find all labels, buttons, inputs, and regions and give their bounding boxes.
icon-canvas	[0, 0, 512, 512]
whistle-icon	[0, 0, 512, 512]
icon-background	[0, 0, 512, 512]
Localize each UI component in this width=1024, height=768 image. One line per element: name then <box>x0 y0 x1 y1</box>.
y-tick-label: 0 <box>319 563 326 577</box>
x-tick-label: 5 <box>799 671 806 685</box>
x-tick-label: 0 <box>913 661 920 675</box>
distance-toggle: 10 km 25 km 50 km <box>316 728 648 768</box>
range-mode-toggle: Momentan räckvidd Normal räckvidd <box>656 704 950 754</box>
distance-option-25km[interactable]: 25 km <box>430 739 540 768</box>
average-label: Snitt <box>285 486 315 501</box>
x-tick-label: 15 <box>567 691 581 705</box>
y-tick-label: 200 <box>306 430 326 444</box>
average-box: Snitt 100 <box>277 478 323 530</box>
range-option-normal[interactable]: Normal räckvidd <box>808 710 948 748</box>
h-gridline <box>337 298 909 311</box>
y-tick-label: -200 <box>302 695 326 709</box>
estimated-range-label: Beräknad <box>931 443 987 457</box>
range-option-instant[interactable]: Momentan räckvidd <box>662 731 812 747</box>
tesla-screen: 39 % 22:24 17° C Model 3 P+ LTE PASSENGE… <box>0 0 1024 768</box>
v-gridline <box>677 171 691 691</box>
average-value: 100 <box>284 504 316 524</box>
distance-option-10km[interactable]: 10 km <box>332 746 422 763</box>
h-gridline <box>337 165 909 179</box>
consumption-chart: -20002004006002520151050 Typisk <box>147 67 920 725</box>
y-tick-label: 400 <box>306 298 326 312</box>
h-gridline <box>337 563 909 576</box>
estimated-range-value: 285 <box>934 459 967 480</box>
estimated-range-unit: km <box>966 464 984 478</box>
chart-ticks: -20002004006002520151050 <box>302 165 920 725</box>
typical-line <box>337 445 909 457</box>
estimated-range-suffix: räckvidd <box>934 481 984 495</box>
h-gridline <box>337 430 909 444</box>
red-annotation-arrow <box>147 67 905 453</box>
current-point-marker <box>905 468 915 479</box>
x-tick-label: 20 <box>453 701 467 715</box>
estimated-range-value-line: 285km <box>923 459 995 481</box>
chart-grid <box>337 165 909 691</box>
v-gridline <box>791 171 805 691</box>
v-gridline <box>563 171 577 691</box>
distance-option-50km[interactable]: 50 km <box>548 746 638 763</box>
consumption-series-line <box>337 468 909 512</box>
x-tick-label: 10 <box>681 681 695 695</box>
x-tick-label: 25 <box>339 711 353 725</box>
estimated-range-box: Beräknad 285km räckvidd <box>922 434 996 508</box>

************

Description of the task -
Set out every line of the records above as a numbered list, skipping any blank lines.

Answer to this task -
1. find all labels, buttons, inputs, and regions and give their bounding boxes.
2. icon-canvas	[0, 0, 512, 512]
3. whistle-icon	[0, 0, 512, 512]
4. icon-background	[0, 0, 512, 512]
5. Localize each UI component in this width=1024, height=768 image. One line per element: name then <box>x0 y0 x1 y1</box>.
6. y-tick-label: 0 <box>319 563 326 577</box>
7. x-tick-label: 5 <box>799 671 806 685</box>
8. x-tick-label: 0 <box>913 661 920 675</box>
9. distance-toggle: 10 km 25 km 50 km <box>316 728 648 768</box>
10. range-mode-toggle: Momentan räckvidd Normal räckvidd <box>656 704 950 754</box>
11. distance-option-25km[interactable]: 25 km <box>430 739 540 768</box>
12. average-label: Snitt <box>285 486 315 501</box>
13. x-tick-label: 15 <box>567 691 581 705</box>
14. y-tick-label: 200 <box>306 430 326 444</box>
15. average-box: Snitt 100 <box>277 478 323 530</box>
16. range-option-normal[interactable]: Normal räckvidd <box>808 710 948 748</box>
17. h-gridline <box>337 298 909 311</box>
18. y-tick-label: -200 <box>302 695 326 709</box>
19. estimated-range-label: Beräknad <box>931 443 987 457</box>
20. range-option-instant[interactable]: Momentan räckvidd <box>662 731 812 747</box>
21. tesla-screen: 39 % 22:24 17° C Model 3 P+ LTE PASSENGE… <box>0 0 1024 768</box>
22. v-gridline <box>677 171 691 691</box>
23. average-value: 100 <box>284 504 316 524</box>
24. distance-option-10km[interactable]: 10 km <box>332 746 422 763</box>
25. h-gridline <box>337 165 909 179</box>
26. consumption-chart: -20002004006002520151050 Typisk <box>147 67 920 725</box>
27. y-tick-label: 400 <box>306 298 326 312</box>
28. h-gridline <box>337 563 909 576</box>
29. estimated-range-value: 285 <box>934 459 967 480</box>
30. estimated-range-unit: km <box>966 464 984 478</box>
31. chart-ticks: -20002004006002520151050 <box>302 165 920 725</box>
32. typical-line <box>337 445 909 457</box>
33. estimated-range-suffix: räckvidd <box>934 481 984 495</box>
34. h-gridline <box>337 430 909 444</box>
35. red-annotation-arrow <box>147 67 905 453</box>
36. current-point-marker <box>905 468 915 479</box>
37. x-tick-label: 20 <box>453 701 467 715</box>
38. estimated-range-value-line: 285km <box>923 459 995 481</box>
39. chart-grid <box>337 165 909 691</box>
40. v-gridline <box>791 171 805 691</box>
41. v-gridline <box>563 171 577 691</box>
42. distance-option-50km[interactable]: 50 km <box>548 746 638 763</box>
43. consumption-series-line <box>337 468 909 512</box>
44. x-tick-label: 10 <box>681 681 695 695</box>
45. x-tick-label: 25 <box>339 711 353 725</box>
46. estimated-range-box: Beräknad 285km räckvidd <box>922 434 996 508</box>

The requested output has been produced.